**Exercise task:**
Reproduce the listing word for word. Skip any image.

**Data items:**
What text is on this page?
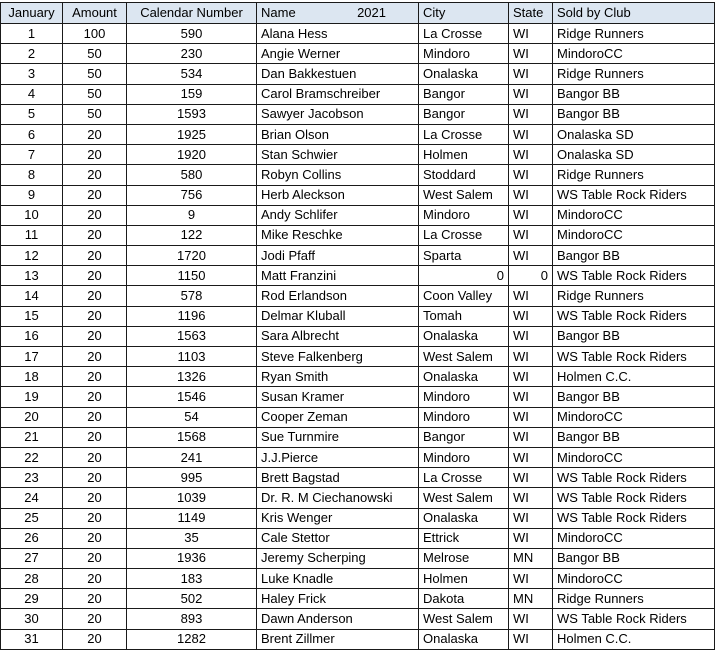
January	Amount	Calendar Number	Name 2021	City	State	Sold by Club
1	100	590	Alana Hess	La Crosse	WI	Ridge Runners
2	50	230	Angie Werner	Mindoro	WI	MindoroCC
3	50	534	Dan Bakkestuen	Onalaska	WI	Ridge Runners
4	50	159	Carol Bramschreiber	Bangor	WI	Bangor BB
5	50	1593	Sawyer Jacobson	Bangor	WI	Bangor BB
6	20	1925	Brian Olson	La Crosse	WI	Onalaska SD
7	20	1920	Stan Schwier	Holmen	WI	Onalaska SD
8	20	580	Robyn Collins	Stoddard	WI	Ridge Runners
9	20	756	Herb Aleckson	West Salem	WI	WS Table Rock Riders
10	20	9	Andy Schlifer	Mindoro	WI	MindoroCC
11	20	122	Mike Reschke	La Crosse	WI	MindoroCC
12	20	1720	Jodi Pfaff	Sparta	WI	Bangor BB
13	20	1150	Matt Franzini	0	0	WS Table Rock Riders
14	20	578	Rod Erlandson	Coon Valley	WI	Ridge Runners
15	20	1196	Delmar Kluball	Tomah	WI	WS Table Rock Riders
16	20	1563	Sara Albrecht	Onalaska	WI	Bangor BB
17	20	1103	Steve Falkenberg	West Salem	WI	WS Table Rock Riders
18	20	1326	Ryan Smith	Onalaska	WI	Holmen C.C.
19	20	1546	Susan Kramer	Mindoro	WI	Bangor BB
20	20	54	Cooper Zeman	Mindoro	WI	MindoroCC
21	20	1568	Sue Turnmire	Bangor	WI	Bangor BB
22	20	241	J.J.Pierce	Mindoro	WI	MindoroCC
23	20	995	Brett Bagstad	La Crosse	WI	WS Table Rock Riders
24	20	1039	Dr. R. M Ciechanowski	West Salem	WI	WS Table Rock Riders
25	20	1149	Kris Wenger	Onalaska	WI	WS Table Rock Riders
26	20	35	Cale Stettor	Ettrick	WI	MindoroCC
27	20	1936	Jeremy Scherping	Melrose	MN	Bangor BB
28	20	183	Luke Knadle	Holmen	WI	MindoroCC
29	20	502	Haley Frick	Dakota	MN	Ridge Runners
30	20	893	Dawn Anderson	West Salem	WI	WS Table Rock Riders
31	20	1282	Brent Zillmer	Onalaska	WI	Holmen C.C.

**Exercise output:**
What text is on this page?
January	Amount	Calendar Number	Name 2021	City	State	Sold by Club
1	100	590	Alana Hess	La Crosse	WI	Ridge Runners
2	50	230	Angie Werner	Mindoro	WI	MindoroCC
3	50	534	Dan Bakkestuen	Onalaska	WI	Ridge Runners
4	50	159	Carol Bramschreiber	Bangor	WI	Bangor BB
5	50	1593	Sawyer Jacobson	Bangor	WI	Bangor BB
6	20	1925	Brian Olson	La Crosse	WI	Onalaska SD
7	20	1920	Stan Schwier	Holmen	WI	Onalaska SD
8	20	580	Robyn Collins	Stoddard	WI	Ridge Runners
9	20	756	Herb Aleckson	West Salem	WI	WS Table Rock Riders
10	20	9	Andy Schlifer	Mindoro	WI	MindoroCC
11	20	122	Mike Reschke	La Crosse	WI	MindoroCC
12	20	1720	Jodi Pfaff	Sparta	WI	Bangor BB
13	20	1150	Matt Franzini	0	0	WS Table Rock Riders
14	20	578	Rod Erlandson	Coon Valley	WI	Ridge Runners
15	20	1196	Delmar Kluball	Tomah	WI	WS Table Rock Riders
16	20	1563	Sara Albrecht	Onalaska	WI	Bangor BB
17	20	1103	Steve Falkenberg	West Salem	WI	WS Table Rock Riders
18	20	1326	Ryan Smith	Onalaska	WI	Holmen C.C.
19	20	1546	Susan Kramer	Mindoro	WI	Bangor BB
20	20	54	Cooper Zeman	Mindoro	WI	MindoroCC
21	20	1568	Sue Turnmire	Bangor	WI	Bangor BB
22	20	241	J.J.Pierce	Mindoro	WI	MindoroCC
23	20	995	Brett Bagstad	La Crosse	WI	WS Table Rock Riders
24	20	1039	Dr. R. M Ciechanowski	West Salem	WI	WS Table Rock Riders
25	20	1149	Kris Wenger	Onalaska	WI	WS Table Rock Riders
26	20	35	Cale Stettor	Ettrick	WI	MindoroCC
27	20	1936	Jeremy Scherping	Melrose	MN	Bangor BB
28	20	183	Luke Knadle	Holmen	WI	MindoroCC
29	20	502	Haley Frick	Dakota	MN	Ridge Runners
30	20	893	Dawn Anderson	West Salem	WI	WS Table Rock Riders
31	20	1282	Brent Zillmer	Onalaska	WI	Holmen C.C.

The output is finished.